-- WORK TO COMPLETE --
Note each line where "type" appears, and copy it.

*** SOURCE RECORDS ***

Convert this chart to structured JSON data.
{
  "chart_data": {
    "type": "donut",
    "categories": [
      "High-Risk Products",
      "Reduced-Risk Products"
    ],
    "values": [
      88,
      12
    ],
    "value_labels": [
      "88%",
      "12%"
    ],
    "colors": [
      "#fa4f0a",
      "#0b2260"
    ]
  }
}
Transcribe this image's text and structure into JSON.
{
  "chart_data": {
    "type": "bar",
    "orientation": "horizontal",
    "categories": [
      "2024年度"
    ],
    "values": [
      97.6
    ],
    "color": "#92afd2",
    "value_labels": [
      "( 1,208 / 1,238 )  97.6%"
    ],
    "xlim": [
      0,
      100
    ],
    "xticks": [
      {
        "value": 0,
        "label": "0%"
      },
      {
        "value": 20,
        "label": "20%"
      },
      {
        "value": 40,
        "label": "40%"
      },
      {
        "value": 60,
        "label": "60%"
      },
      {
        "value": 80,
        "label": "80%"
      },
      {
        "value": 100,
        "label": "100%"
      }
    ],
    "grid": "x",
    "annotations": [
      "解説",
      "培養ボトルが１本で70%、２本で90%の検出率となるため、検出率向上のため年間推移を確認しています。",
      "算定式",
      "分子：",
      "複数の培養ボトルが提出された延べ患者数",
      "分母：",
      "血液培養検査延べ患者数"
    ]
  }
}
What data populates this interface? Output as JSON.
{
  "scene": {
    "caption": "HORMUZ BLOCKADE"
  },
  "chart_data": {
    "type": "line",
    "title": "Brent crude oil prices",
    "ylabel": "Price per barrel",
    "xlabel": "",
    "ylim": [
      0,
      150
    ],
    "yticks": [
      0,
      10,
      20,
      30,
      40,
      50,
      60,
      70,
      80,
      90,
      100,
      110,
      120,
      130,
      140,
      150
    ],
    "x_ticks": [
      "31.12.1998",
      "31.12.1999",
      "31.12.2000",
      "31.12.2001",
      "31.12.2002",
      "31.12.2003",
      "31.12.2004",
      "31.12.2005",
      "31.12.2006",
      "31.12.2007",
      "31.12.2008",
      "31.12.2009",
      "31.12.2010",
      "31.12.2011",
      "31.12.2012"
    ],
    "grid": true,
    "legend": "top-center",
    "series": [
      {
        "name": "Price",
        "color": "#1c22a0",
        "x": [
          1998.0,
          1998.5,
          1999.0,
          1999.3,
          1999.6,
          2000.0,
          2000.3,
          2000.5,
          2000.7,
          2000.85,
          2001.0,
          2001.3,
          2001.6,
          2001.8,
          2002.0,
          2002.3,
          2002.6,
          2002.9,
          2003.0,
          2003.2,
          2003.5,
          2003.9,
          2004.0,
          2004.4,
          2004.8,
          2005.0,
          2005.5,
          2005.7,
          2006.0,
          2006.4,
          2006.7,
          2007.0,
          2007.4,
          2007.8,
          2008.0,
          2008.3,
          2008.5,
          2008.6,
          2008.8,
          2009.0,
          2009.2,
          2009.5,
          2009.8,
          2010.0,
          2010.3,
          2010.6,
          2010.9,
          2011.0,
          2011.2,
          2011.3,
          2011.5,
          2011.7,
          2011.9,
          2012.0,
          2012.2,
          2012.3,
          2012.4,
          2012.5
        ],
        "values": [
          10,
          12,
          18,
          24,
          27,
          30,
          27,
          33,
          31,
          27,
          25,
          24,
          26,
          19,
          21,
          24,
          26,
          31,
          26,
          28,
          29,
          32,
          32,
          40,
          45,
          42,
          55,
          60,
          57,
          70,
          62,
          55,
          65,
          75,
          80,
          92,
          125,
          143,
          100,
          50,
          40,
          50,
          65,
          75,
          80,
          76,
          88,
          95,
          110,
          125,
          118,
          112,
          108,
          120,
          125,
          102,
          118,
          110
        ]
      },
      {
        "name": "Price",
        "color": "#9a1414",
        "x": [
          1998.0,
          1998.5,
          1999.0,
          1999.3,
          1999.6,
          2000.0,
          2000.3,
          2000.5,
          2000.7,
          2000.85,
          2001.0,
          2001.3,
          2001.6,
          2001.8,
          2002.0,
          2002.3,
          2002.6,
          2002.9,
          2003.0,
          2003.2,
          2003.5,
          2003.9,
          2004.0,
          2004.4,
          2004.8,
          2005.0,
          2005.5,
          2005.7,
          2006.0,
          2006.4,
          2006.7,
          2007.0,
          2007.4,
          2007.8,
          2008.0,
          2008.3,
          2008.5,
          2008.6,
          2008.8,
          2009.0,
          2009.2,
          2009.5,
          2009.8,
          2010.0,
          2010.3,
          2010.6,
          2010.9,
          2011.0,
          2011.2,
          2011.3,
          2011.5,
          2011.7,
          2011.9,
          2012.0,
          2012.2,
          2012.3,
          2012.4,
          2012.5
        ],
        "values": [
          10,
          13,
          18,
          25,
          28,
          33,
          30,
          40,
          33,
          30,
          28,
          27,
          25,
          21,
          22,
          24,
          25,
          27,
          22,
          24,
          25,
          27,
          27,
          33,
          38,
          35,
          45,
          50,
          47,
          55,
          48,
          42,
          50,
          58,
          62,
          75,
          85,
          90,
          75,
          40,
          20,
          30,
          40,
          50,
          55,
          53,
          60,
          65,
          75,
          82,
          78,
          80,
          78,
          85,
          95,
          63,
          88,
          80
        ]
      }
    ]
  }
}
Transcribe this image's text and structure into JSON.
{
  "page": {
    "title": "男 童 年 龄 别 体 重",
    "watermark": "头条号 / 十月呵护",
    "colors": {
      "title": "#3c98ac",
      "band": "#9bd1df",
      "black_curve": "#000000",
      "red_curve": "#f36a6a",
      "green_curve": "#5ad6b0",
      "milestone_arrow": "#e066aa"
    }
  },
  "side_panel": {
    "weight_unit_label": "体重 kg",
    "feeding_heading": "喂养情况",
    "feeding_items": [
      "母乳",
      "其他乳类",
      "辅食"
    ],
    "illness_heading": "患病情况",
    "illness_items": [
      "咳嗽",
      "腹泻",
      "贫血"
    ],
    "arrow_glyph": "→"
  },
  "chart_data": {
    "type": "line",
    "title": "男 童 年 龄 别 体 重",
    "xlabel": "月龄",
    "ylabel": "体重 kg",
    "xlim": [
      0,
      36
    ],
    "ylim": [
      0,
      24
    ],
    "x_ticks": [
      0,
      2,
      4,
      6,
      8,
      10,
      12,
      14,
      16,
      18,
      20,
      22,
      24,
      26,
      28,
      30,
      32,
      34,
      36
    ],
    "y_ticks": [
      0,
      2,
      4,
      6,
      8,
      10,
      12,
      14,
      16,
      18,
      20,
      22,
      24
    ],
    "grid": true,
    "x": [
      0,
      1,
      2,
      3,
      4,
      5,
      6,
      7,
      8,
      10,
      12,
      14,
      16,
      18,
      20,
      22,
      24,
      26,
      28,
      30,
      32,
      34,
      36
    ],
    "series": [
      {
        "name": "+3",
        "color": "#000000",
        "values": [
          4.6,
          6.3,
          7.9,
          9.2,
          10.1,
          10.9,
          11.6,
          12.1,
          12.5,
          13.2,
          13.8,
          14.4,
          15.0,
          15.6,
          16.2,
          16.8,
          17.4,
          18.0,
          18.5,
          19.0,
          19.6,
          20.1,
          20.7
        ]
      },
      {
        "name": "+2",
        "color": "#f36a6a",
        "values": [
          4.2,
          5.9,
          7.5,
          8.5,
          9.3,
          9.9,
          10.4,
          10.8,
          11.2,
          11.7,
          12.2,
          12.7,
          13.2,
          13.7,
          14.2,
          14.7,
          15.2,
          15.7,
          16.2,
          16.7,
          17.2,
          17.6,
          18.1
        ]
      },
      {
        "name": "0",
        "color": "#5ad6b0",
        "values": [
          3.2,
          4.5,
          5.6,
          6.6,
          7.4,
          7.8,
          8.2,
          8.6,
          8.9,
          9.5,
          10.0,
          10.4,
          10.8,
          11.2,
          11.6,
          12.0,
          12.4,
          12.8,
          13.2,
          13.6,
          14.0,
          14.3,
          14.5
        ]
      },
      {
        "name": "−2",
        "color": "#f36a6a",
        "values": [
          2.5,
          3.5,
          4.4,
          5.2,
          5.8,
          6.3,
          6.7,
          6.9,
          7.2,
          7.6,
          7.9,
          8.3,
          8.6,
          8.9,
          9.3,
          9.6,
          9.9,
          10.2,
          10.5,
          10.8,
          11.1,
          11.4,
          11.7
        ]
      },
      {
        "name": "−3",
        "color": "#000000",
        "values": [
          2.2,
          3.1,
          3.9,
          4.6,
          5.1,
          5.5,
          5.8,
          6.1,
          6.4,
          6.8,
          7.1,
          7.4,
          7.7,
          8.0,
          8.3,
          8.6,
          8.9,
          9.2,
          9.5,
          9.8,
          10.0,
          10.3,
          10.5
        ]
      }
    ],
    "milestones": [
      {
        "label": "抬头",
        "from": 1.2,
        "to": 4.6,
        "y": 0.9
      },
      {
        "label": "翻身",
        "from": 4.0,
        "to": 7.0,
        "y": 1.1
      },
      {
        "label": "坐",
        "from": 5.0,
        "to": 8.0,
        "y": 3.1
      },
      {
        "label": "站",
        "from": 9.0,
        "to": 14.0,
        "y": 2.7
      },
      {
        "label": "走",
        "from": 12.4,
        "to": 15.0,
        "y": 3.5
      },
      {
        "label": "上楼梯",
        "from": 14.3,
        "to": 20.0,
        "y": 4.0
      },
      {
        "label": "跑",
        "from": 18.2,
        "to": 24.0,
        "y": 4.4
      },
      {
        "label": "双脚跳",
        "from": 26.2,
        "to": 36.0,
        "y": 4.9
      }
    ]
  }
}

***

-- SOLVED EXERCISE --
    "type": "donut",
    "type": "bar",
    "type": "line",
    "type": "line",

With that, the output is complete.